**Requirements**
Retype the whole listing verbatim and keep the pictures out of it.
----
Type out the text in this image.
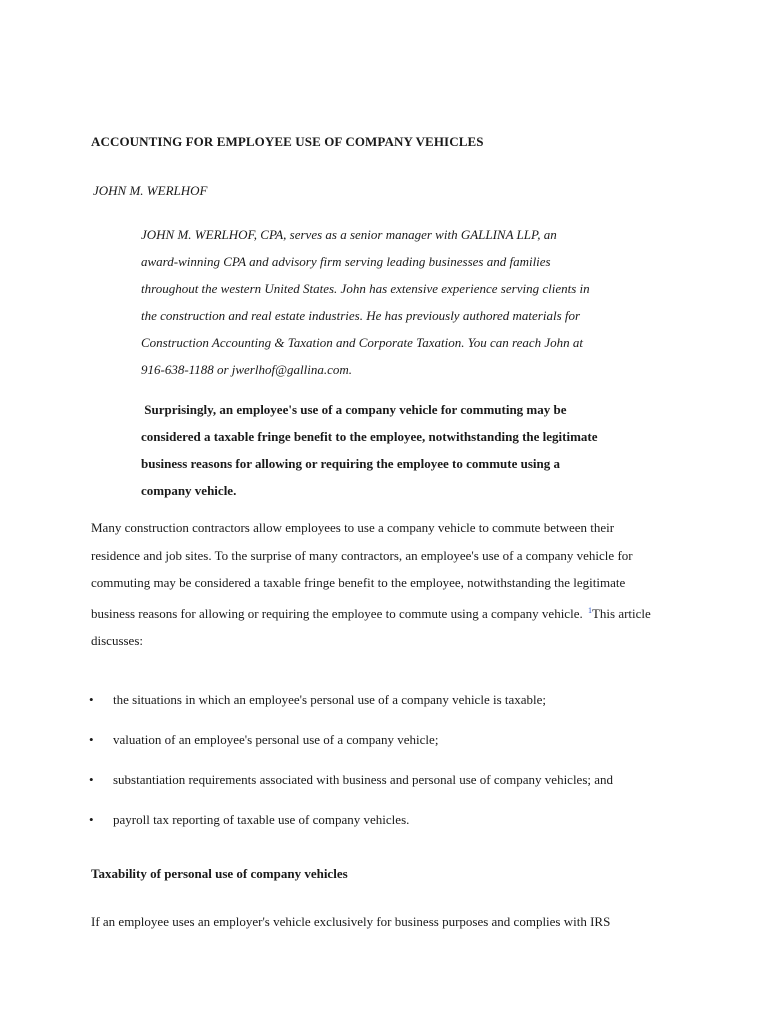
ACCOUNTING FOR EMPLOYEE USE OF COMPANY VEHICLES
JOHN M. WERLHOF
JOHN M. WERLHOF, CPA, serves as a senior manager with GALLINA LLP, an
award-winning CPA and advisory firm serving leading businesses and families
throughout the western United States. John has extensive experience serving clients in
the construction and real estate industries. He has previously authored materials for
Construction Accounting & Taxation and Corporate Taxation. You can reach John at
916-638-1188 or jwerlhof@gallina.com.
Surprisingly, an employee's use of a company vehicle for commuting may be
considered a taxable fringe benefit to the employee, notwithstanding the legitimate
business reasons for allowing or requiring the employee to commute using a
company vehicle.
Many construction contractors allow employees to use a company vehicle to commute between their
residence and job sites. To the surprise of many contractors, an employee's use of a company vehicle for
commuting may be considered a taxable fringe benefit to the employee, notwithstanding the legitimate
business reasons for allowing or requiring the employee to commute using a company vehicle. $^1$This article
discusses:
•	the situations in which an employee's personal use of a company vehicle is taxable;
•	valuation of an employee's personal use of a company vehicle;
•	substantiation requirements associated with business and personal use of company vehicles; and
•	payroll tax reporting of taxable use of company vehicles.
Taxability of personal use of company vehicles
If an employee uses an employer's vehicle exclusively for business purposes and complies with IRS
----
**Result for this exercise**
Type out the text in this image.
ACCOUNTING FOR EMPLOYEE USE OF COMPANY VEHICLES
JOHN M. WERLHOF
JOHN M. WERLHOF, CPA, serves as a senior manager with GALLINA LLP, an
award-winning CPA and advisory firm serving leading businesses and families
throughout the western United States. John has extensive experience serving clients in
the construction and real estate industries. He has previously authored materials for
Construction Accounting & Taxation and Corporate Taxation. You can reach John at
916-638-1188 or jwerlhof@gallina.com.
Surprisingly, an employee's use of a company vehicle for commuting may be
considered a taxable fringe benefit to the employee, notwithstanding the legitimate
business reasons for allowing or requiring the employee to commute using a
company vehicle.
Many construction contractors allow employees to use a company vehicle to commute between their
residence and job sites. To the surprise of many contractors, an employee's use of a company vehicle for
commuting may be considered a taxable fringe benefit to the employee, notwithstanding the legitimate
business reasons for allowing or requiring the employee to commute using a company vehicle. $^1$This article
discusses:
•	the situations in which an employee's personal use of a company vehicle is taxable;
•	valuation of an employee's personal use of a company vehicle;
•	substantiation requirements associated with business and personal use of company vehicles; and
•	payroll tax reporting of taxable use of company vehicles.
Taxability of personal use of company vehicles
If an employee uses an employer's vehicle exclusively for business purposes and complies with IRS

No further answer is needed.